Records about charts and figures:
####

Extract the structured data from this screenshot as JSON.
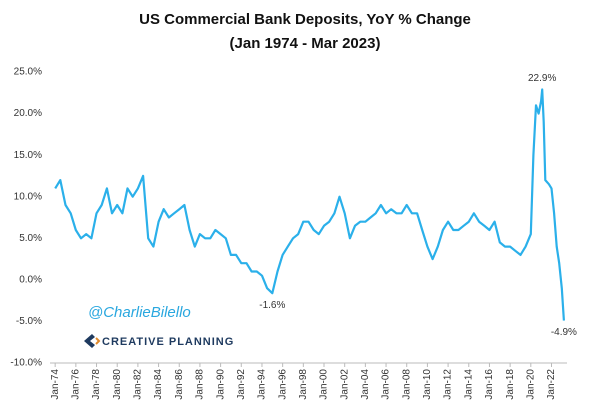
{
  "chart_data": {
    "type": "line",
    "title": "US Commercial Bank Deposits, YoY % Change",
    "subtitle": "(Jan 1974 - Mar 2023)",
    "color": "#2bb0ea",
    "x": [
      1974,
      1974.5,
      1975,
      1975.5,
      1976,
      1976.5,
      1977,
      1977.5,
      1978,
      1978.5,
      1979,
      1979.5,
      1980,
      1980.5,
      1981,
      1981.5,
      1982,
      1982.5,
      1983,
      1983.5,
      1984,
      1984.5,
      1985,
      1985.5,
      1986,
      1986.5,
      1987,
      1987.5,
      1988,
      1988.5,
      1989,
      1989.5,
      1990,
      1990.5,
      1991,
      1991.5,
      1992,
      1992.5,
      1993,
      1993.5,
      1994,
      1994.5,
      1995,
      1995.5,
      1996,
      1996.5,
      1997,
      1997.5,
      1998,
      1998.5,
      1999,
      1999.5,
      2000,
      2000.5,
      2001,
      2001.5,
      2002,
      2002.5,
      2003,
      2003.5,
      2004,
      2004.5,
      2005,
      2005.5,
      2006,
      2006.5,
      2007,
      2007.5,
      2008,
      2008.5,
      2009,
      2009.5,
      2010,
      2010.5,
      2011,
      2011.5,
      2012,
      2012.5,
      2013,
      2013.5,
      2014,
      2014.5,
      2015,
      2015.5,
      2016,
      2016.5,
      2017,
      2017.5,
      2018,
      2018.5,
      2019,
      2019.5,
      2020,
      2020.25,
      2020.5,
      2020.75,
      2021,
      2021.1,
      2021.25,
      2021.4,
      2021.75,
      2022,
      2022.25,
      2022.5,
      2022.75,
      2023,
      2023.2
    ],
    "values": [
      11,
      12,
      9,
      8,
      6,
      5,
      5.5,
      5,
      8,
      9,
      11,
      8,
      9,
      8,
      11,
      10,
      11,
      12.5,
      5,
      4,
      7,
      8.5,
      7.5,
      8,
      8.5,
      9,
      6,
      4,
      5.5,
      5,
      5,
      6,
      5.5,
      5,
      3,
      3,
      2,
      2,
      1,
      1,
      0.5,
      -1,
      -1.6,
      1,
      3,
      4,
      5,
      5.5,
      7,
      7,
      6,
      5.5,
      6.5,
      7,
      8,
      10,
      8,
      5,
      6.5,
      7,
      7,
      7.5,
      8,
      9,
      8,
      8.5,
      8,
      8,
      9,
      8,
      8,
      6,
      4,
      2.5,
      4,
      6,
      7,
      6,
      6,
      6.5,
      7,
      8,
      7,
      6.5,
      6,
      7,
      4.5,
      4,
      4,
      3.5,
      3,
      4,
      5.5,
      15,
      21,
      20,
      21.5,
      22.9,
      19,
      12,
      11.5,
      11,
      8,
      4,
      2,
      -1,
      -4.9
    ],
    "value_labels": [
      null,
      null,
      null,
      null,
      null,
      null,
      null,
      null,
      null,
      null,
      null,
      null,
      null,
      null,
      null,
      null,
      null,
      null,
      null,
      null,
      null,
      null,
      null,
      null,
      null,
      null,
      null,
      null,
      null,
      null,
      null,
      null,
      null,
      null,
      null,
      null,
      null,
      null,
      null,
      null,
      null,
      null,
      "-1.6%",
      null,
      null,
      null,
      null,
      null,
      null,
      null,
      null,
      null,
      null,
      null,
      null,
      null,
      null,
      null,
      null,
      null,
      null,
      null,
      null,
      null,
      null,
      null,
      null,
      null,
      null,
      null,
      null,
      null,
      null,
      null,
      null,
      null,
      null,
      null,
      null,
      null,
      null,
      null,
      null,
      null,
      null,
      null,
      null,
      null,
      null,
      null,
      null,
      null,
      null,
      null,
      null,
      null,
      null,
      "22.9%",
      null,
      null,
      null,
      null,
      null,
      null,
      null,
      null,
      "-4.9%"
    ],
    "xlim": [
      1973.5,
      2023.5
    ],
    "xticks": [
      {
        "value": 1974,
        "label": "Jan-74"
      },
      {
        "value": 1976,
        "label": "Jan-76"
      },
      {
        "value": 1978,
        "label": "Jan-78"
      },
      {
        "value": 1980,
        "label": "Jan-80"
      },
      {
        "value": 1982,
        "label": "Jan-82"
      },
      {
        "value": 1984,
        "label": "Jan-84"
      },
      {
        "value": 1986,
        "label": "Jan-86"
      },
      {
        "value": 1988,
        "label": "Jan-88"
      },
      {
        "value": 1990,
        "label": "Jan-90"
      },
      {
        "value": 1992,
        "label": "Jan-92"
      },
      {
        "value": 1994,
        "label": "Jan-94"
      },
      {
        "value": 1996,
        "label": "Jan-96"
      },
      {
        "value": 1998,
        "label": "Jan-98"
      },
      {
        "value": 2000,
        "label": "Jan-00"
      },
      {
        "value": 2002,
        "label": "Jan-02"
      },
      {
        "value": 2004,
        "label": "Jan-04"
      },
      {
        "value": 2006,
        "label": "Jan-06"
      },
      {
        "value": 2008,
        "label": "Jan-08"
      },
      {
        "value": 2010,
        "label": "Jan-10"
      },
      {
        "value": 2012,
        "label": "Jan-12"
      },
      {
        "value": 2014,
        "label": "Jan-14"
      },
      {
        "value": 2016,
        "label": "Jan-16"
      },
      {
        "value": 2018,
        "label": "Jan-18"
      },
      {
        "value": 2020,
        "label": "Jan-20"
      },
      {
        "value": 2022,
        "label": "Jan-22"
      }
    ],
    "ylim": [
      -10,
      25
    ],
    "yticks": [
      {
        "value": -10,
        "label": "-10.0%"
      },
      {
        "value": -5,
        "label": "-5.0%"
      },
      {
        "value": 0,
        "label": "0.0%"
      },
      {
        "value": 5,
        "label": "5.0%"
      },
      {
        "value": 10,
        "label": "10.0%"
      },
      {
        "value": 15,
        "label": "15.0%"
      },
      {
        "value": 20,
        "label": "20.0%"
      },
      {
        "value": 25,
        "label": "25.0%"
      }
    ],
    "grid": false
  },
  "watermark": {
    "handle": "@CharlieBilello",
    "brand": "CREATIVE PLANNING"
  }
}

####

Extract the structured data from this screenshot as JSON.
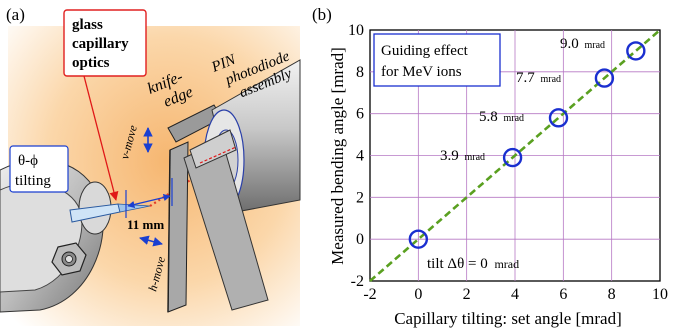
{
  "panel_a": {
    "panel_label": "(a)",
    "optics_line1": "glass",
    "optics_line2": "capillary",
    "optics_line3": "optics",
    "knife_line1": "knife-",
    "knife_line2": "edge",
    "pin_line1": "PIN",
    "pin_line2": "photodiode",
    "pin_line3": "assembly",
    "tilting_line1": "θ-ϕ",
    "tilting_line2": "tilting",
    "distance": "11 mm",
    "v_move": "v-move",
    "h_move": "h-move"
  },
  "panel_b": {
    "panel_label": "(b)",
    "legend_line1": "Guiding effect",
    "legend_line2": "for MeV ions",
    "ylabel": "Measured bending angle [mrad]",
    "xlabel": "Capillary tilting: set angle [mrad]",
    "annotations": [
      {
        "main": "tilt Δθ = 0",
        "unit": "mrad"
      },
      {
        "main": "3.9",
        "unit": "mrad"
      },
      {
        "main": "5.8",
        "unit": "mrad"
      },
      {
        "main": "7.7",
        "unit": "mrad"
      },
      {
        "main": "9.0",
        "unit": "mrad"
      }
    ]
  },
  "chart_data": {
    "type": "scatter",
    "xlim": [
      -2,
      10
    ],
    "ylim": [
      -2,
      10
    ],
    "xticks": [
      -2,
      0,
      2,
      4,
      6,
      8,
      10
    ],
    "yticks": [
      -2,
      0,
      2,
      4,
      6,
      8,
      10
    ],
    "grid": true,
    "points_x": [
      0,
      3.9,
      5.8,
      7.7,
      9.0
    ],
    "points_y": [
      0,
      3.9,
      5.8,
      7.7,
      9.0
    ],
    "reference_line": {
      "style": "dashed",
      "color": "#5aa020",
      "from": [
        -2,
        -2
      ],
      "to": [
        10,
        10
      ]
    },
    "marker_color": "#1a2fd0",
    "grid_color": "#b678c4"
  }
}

####

Directions: From the entries above, return each line with the word "main" in it.

Reply to the task:
        "main": "tilt Δθ = 0",
        "main": "3.9",
        "main": "5.8",
        "main": "7.7",
        "main": "9.0",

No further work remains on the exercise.